* _Instructions for the task_
Pull out every line of the listing below where "JSON" appears.
-- start of Records supplied --
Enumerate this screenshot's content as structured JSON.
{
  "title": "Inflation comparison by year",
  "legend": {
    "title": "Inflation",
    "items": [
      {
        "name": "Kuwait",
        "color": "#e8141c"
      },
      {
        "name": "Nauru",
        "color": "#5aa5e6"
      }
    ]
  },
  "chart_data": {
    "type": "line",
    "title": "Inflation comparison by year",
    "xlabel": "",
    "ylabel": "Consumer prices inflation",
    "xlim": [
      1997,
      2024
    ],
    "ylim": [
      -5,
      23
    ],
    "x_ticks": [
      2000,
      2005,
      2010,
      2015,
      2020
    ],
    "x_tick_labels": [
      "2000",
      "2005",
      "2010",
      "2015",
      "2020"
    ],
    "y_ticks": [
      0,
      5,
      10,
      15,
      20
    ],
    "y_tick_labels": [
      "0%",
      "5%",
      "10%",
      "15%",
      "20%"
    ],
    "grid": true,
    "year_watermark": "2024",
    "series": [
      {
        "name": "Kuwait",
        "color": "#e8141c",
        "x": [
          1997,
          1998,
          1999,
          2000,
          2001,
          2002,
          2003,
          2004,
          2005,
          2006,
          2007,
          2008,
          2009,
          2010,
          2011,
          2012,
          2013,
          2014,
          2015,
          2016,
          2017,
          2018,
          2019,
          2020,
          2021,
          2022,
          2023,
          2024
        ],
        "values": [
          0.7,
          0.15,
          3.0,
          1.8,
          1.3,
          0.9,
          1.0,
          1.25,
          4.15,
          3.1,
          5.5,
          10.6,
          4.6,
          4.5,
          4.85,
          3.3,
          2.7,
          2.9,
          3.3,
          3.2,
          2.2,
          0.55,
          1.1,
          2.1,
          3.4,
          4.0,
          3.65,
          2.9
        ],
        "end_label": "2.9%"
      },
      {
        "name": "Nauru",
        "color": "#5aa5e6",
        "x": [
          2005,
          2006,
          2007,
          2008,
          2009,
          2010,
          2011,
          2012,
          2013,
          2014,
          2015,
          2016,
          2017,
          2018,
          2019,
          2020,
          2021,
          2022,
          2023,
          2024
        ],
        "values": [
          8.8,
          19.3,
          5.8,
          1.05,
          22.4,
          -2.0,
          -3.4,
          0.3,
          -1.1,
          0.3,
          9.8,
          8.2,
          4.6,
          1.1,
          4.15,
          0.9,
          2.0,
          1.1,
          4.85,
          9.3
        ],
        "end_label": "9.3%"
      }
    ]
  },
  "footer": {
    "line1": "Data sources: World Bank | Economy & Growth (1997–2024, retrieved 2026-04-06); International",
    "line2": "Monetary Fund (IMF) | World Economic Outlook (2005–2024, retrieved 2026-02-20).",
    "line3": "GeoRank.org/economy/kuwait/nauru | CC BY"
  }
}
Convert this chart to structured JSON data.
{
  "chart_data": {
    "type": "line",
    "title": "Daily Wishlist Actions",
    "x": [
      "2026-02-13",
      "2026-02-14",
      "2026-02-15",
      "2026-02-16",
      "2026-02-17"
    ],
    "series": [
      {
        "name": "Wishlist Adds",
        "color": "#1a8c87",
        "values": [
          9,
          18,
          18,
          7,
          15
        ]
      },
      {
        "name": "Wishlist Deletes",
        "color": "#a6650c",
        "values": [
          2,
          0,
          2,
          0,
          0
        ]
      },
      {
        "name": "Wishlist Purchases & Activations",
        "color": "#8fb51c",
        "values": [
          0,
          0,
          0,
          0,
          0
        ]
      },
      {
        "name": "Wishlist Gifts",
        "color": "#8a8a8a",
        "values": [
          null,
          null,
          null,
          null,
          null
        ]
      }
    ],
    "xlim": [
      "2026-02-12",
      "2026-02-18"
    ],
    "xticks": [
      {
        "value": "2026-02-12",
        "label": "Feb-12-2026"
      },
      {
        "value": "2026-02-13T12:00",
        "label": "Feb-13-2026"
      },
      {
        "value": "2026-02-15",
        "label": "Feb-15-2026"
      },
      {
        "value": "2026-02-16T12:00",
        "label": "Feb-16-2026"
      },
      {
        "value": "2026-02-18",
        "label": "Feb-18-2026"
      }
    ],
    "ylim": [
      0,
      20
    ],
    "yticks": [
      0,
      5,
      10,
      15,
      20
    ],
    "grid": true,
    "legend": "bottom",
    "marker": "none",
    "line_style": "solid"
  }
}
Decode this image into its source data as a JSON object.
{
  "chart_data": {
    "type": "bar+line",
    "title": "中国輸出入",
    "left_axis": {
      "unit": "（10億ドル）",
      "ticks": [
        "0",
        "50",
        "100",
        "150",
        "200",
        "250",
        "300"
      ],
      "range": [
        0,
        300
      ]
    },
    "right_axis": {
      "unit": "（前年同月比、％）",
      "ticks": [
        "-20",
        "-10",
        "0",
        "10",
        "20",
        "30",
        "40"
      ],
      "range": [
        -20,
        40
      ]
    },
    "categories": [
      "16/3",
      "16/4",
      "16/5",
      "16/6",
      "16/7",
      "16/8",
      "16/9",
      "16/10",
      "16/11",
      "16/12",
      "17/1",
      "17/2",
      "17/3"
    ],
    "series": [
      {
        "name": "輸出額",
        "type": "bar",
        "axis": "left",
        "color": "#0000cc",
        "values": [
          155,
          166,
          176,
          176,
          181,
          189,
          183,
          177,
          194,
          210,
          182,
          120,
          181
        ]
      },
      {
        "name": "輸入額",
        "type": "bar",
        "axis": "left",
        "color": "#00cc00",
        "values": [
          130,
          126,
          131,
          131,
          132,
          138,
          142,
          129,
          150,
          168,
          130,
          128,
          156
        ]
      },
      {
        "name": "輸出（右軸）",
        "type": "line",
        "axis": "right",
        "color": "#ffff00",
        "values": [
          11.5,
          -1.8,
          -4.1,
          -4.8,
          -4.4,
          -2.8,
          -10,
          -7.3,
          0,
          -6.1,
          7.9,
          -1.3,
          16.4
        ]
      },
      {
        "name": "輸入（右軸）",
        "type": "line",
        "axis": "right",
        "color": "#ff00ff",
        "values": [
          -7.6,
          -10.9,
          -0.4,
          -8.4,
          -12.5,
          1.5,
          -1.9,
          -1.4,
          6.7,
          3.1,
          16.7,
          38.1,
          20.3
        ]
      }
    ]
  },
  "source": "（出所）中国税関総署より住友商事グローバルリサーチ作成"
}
-- end of Records supplied --
* _Task output_
Enumerate this screenshot's content as structured JSON.
Convert this chart to structured JSON data.
Decode this image into its source data as a JSON object.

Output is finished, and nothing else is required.